--- Data rows ---
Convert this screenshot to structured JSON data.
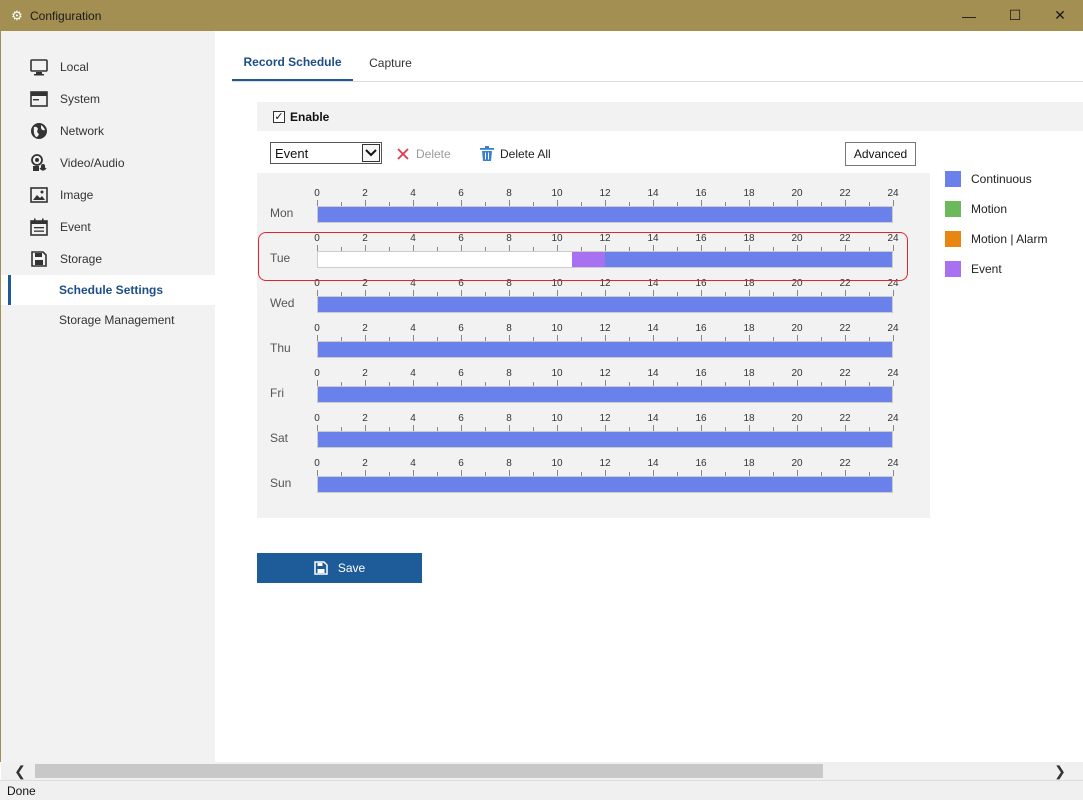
{
  "window": {
    "title": "Configuration",
    "minimize_glyph": "—",
    "maximize_glyph": "☐",
    "close_glyph": "✕"
  },
  "sidebar": {
    "items": [
      {
        "label": "Local",
        "icon": "monitor-icon"
      },
      {
        "label": "System",
        "icon": "window-icon"
      },
      {
        "label": "Network",
        "icon": "globe-icon"
      },
      {
        "label": "Video/Audio",
        "icon": "camera-mic-icon"
      },
      {
        "label": "Image",
        "icon": "image-icon"
      },
      {
        "label": "Event",
        "icon": "calendar-icon"
      },
      {
        "label": "Storage",
        "icon": "floppy-icon"
      },
      {
        "label": "Schedule Settings",
        "active": true
      },
      {
        "label": "Storage Management"
      }
    ]
  },
  "tabs": [
    {
      "label": "Record Schedule",
      "active": true
    },
    {
      "label": "Capture"
    }
  ],
  "enable": {
    "label": "Enable",
    "checked": true,
    "check_glyph": "✓"
  },
  "toolbar": {
    "record_type": {
      "selected": "Event"
    },
    "delete_label": "Delete",
    "delete_all_label": "Delete All",
    "advanced_label": "Advanced"
  },
  "schedule": {
    "hour_labels": [
      "0",
      "2",
      "4",
      "6",
      "8",
      "10",
      "12",
      "14",
      "16",
      "18",
      "20",
      "22",
      "24"
    ],
    "days": [
      {
        "label": "Mon",
        "segments": [
          {
            "start": 0,
            "end": 24,
            "type": "Continuous"
          }
        ]
      },
      {
        "label": "Tue",
        "highlighted": true,
        "segments": [
          {
            "start": 10.6,
            "end": 12,
            "type": "Event"
          },
          {
            "start": 12,
            "end": 24,
            "type": "Continuous"
          }
        ]
      },
      {
        "label": "Wed",
        "segments": [
          {
            "start": 0,
            "end": 24,
            "type": "Continuous"
          }
        ]
      },
      {
        "label": "Thu",
        "segments": [
          {
            "start": 0,
            "end": 24,
            "type": "Continuous"
          }
        ]
      },
      {
        "label": "Fri",
        "segments": [
          {
            "start": 0,
            "end": 24,
            "type": "Continuous"
          }
        ]
      },
      {
        "label": "Sat",
        "segments": [
          {
            "start": 0,
            "end": 24,
            "type": "Continuous"
          }
        ]
      },
      {
        "label": "Sun",
        "segments": [
          {
            "start": 0,
            "end": 24,
            "type": "Continuous"
          }
        ]
      }
    ]
  },
  "legend": [
    {
      "label": "Continuous",
      "color": "#6a80ea"
    },
    {
      "label": "Motion",
      "color": "#6cb95c"
    },
    {
      "label": "Motion | Alarm",
      "color": "#e8860f"
    },
    {
      "label": "Event",
      "color": "#a771f1"
    }
  ],
  "save_label": "Save",
  "status": "Done"
}
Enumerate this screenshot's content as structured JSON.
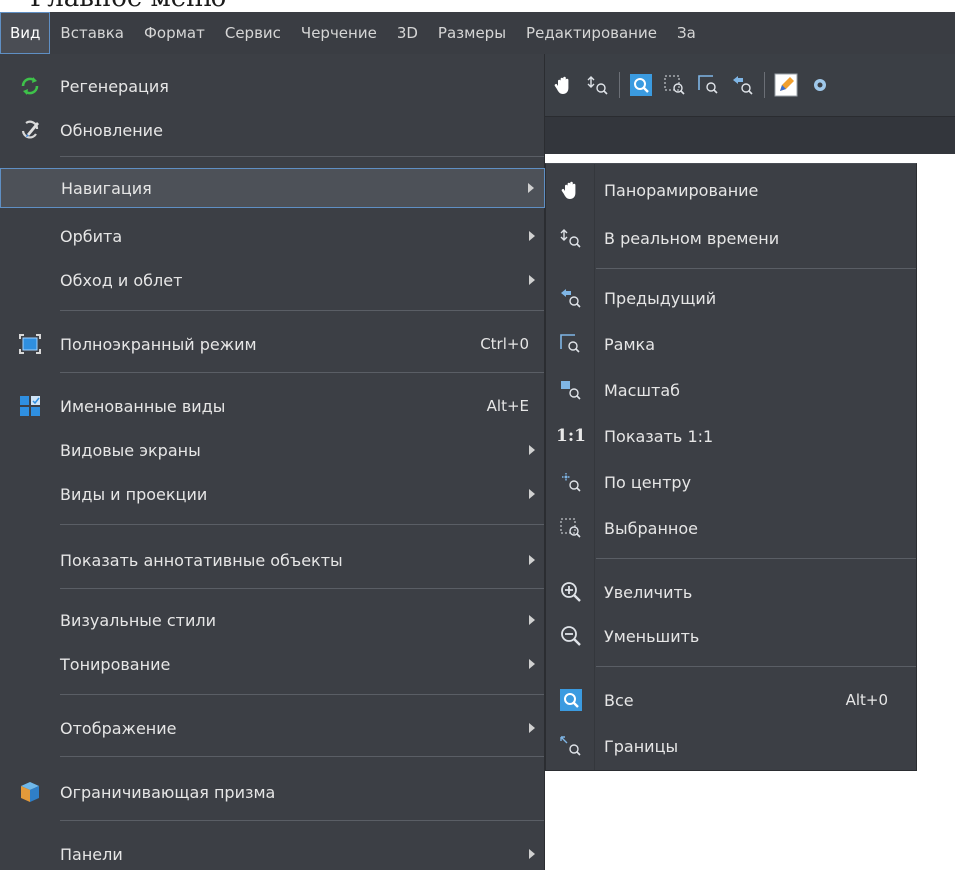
{
  "top_text": "Главное меню",
  "menubar": {
    "items": [
      {
        "label": "Вид",
        "active": true
      },
      {
        "label": "Вставка"
      },
      {
        "label": "Формат"
      },
      {
        "label": "Сервис"
      },
      {
        "label": "Черчение"
      },
      {
        "label": "3D"
      },
      {
        "label": "Размеры"
      },
      {
        "label": "Редактирование"
      },
      {
        "label": "За"
      }
    ]
  },
  "view_menu": {
    "items": [
      {
        "label": "Регенерация",
        "icon": "regen-icon"
      },
      {
        "label": "Обновление",
        "icon": "update-icon"
      },
      {
        "label": "Навигация",
        "submenu": true,
        "highlighted": true
      },
      {
        "label": "Орбита",
        "submenu": true
      },
      {
        "label": "Обход и облет",
        "submenu": true
      },
      {
        "label": "Полноэкранный режим",
        "shortcut": "Ctrl+0",
        "icon": "fullscreen-icon"
      },
      {
        "label": "Именованные виды",
        "shortcut": "Alt+E",
        "icon": "named-views-icon"
      },
      {
        "label": "Видовые экраны",
        "submenu": true
      },
      {
        "label": "Виды и проекции",
        "submenu": true
      },
      {
        "label": "Показать аннотативные объекты",
        "submenu": true
      },
      {
        "label": "Визуальные стили",
        "submenu": true
      },
      {
        "label": "Тонирование",
        "submenu": true
      },
      {
        "label": "Отображение",
        "submenu": true
      },
      {
        "label": "Ограничивающая призма",
        "icon": "bounding-prism-icon"
      },
      {
        "label": "Панели",
        "submenu": true
      }
    ]
  },
  "navigation_submenu": {
    "items": [
      {
        "label": "Панорамирование",
        "icon": "pan-hand-icon"
      },
      {
        "label": "В реальном времени",
        "icon": "realtime-zoom-icon"
      },
      {
        "label": "Предыдущий",
        "icon": "zoom-previous-icon"
      },
      {
        "label": "Рамка",
        "icon": "zoom-window-icon"
      },
      {
        "label": "Масштаб",
        "icon": "zoom-scale-icon"
      },
      {
        "label": "Показать 1:1",
        "icon": "one-to-one-icon",
        "icon_text": "1:1"
      },
      {
        "label": "По центру",
        "icon": "zoom-center-icon"
      },
      {
        "label": "Выбранное",
        "icon": "zoom-selected-icon"
      },
      {
        "label": "Увеличить",
        "icon": "zoom-in-icon"
      },
      {
        "label": "Уменьшить",
        "icon": "zoom-out-icon"
      },
      {
        "label": "Все",
        "shortcut": "Alt+0",
        "icon": "zoom-all-icon"
      },
      {
        "label": "Границы",
        "icon": "zoom-extents-icon"
      }
    ]
  },
  "colors": {
    "menu_bg": "#3c3f45",
    "highlight_border": "#5f8fc4",
    "text": "#e6e6e6",
    "accent_blue": "#3b9be0"
  }
}
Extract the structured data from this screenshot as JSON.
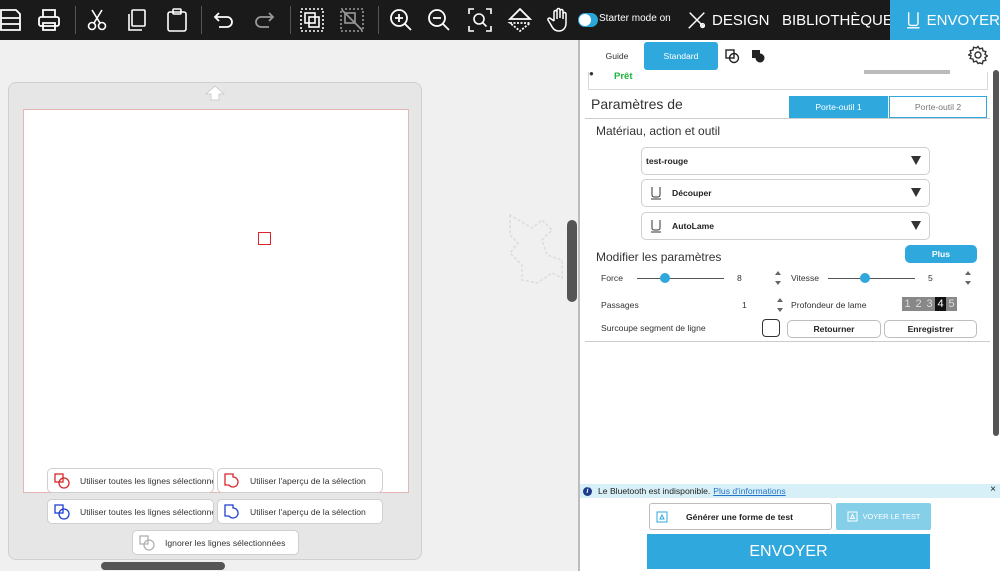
{
  "toolbar": {
    "icons": [
      "save-icon",
      "print-icon",
      "cut-icon",
      "copy-icon",
      "paste-icon",
      "undo-icon",
      "redo-icon",
      "group-icon",
      "ungroup-icon",
      "zoom-in-icon",
      "zoom-out-icon",
      "zoom-fit-icon",
      "flip-icon",
      "pan-hand-icon"
    ],
    "starter_mode_label": "Starter mode on",
    "nav": {
      "design": "DESIGN",
      "library": "BIBLIOTHÈQUE",
      "send": "ENVOYER"
    },
    "accent_color": "#2fa8dd"
  },
  "canvas": {
    "mat_color": "#e6e6e6",
    "shape_color": "#d8262c",
    "cut_options": [
      {
        "label": "Utiliser toutes les lignes sélectionnées",
        "color": "#d8262c"
      },
      {
        "label": "Utiliser l'aperçu de la sélection",
        "color": "#d8262c"
      },
      {
        "label": "Utiliser toutes les lignes sélectionnées",
        "color": "#1f3fd1"
      },
      {
        "label": "Utiliser l'aperçu de la sélection",
        "color": "#1f3fd1"
      },
      {
        "label": "Ignorer les lignes sélectionnées",
        "color": "#b0b0b0"
      }
    ]
  },
  "panel": {
    "mode_tabs": {
      "guide": "Guide",
      "standard": "Standard"
    },
    "status": "Prêt",
    "params_title": "Paramètres de",
    "tool_holders": {
      "holder1": "Porte-outil 1",
      "holder2": "Porte-outil 2"
    },
    "material_heading": "Matériau, action et outil",
    "material": "test-rouge",
    "action": "Découper",
    "tool": "AutoLame",
    "modify_heading": "Modifier les paramètres",
    "more_label": "Plus",
    "force": {
      "label": "Force",
      "value": "8",
      "fraction": 0.32
    },
    "speed": {
      "label": "Vitesse",
      "value": "5",
      "fraction": 0.43
    },
    "passes": {
      "label": "Passages",
      "value": "1"
    },
    "blade_depth": {
      "label": "Profondeur de lame",
      "digits": [
        "1",
        "2",
        "3",
        "4",
        "5"
      ],
      "selected": "4"
    },
    "overcut": {
      "label": "Surcoupe segment de ligne",
      "checked": false
    },
    "return_label": "Retourner",
    "save_label": "Enregistrer",
    "bluetooth": {
      "message": "Le Bluetooth est indisponible.",
      "link": "Plus d'informations",
      "close": "×"
    },
    "generate_test": "Générer une forme de test",
    "view_test": "VOYER LE TEST",
    "send": "ENVOYER"
  }
}
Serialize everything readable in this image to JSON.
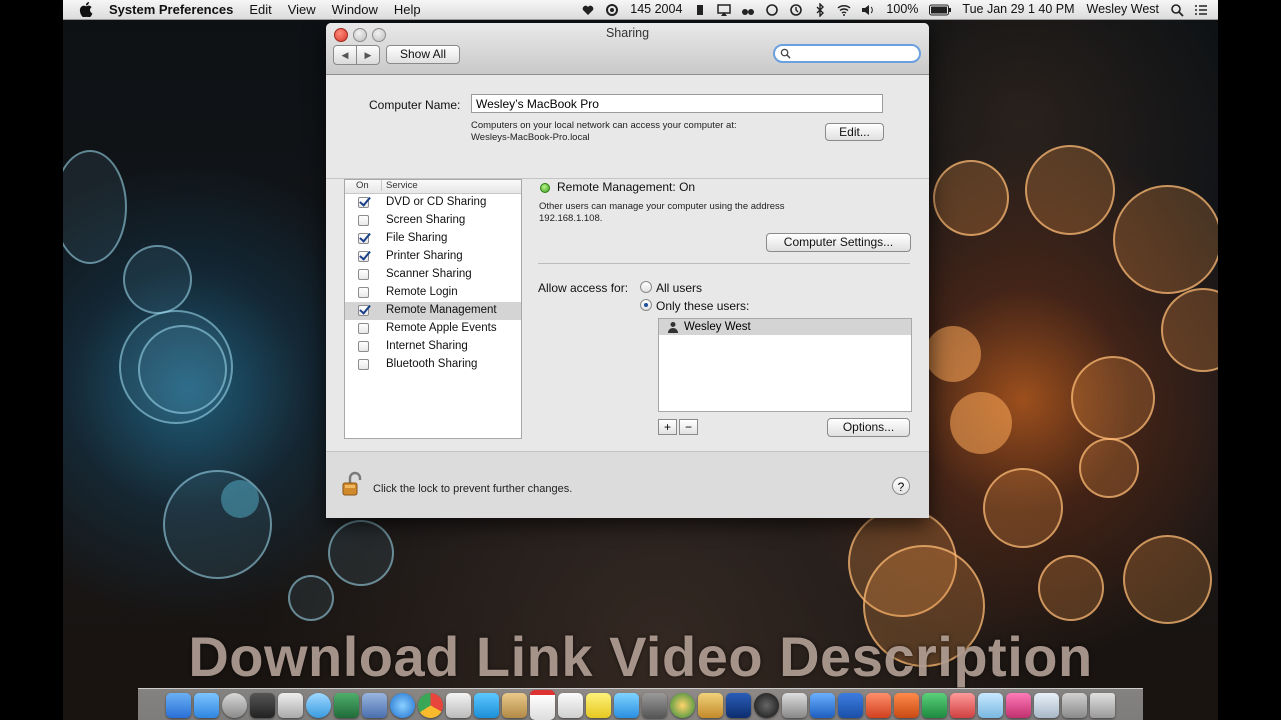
{
  "menubar": {
    "app_name": "System Preferences",
    "menus": [
      "Edit",
      "View",
      "Window",
      "Help"
    ],
    "status_text": "145 2004",
    "battery": "100%",
    "clock": "Tue Jan 29  1 40 PM",
    "user": "Wesley West"
  },
  "window": {
    "title": "Sharing",
    "show_all_label": "Show All",
    "search_placeholder": "",
    "computer_name_label": "Computer Name:",
    "computer_name_value": "Wesley’s MacBook Pro",
    "computer_name_hint_1": "Computers on your local network can access your computer at:",
    "computer_name_hint_2": "Wesleys-MacBook-Pro.local",
    "edit_label": "Edit...",
    "services_header": {
      "on": "On",
      "service": "Service"
    },
    "services": [
      {
        "label": "DVD or CD Sharing",
        "on": true,
        "selected": false
      },
      {
        "label": "Screen Sharing",
        "on": false,
        "selected": false
      },
      {
        "label": "File Sharing",
        "on": true,
        "selected": false
      },
      {
        "label": "Printer Sharing",
        "on": true,
        "selected": false
      },
      {
        "label": "Scanner Sharing",
        "on": false,
        "selected": false
      },
      {
        "label": "Remote Login",
        "on": false,
        "selected": false
      },
      {
        "label": "Remote Management",
        "on": true,
        "selected": true
      },
      {
        "label": "Remote Apple Events",
        "on": false,
        "selected": false
      },
      {
        "label": "Internet Sharing",
        "on": false,
        "selected": false
      },
      {
        "label": "Bluetooth Sharing",
        "on": false,
        "selected": false
      }
    ],
    "status_title": "Remote Management: On",
    "status_desc_1": "Other users can manage your computer using the address",
    "status_desc_2": "192.168.1.108.",
    "computer_settings_label": "Computer Settings...",
    "allow_access_label": "Allow access for:",
    "radio_all_users": "All users",
    "radio_only_these": "Only these users:",
    "selected_access": "only_these",
    "users": [
      "Wesley West"
    ],
    "plus_label": "+",
    "minus_label": "−",
    "options_label": "Options...",
    "lock_text": "Click the lock to prevent further changes.",
    "help_label": "?"
  },
  "overlay_text": "Download Link Video Description",
  "colors": {
    "status_led": "#3ea01c",
    "search_focus": "#6aa0e0",
    "selection": "#d4d4d4"
  }
}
---
## Objective
Go through the records above, find every line with the word "structured", and list those lines.

## Written solution
Convert this screenshot to structured JSON data.
Enumerate this screenshot's content as structured JSON.
Extract the structured data from this screenshot as JSON.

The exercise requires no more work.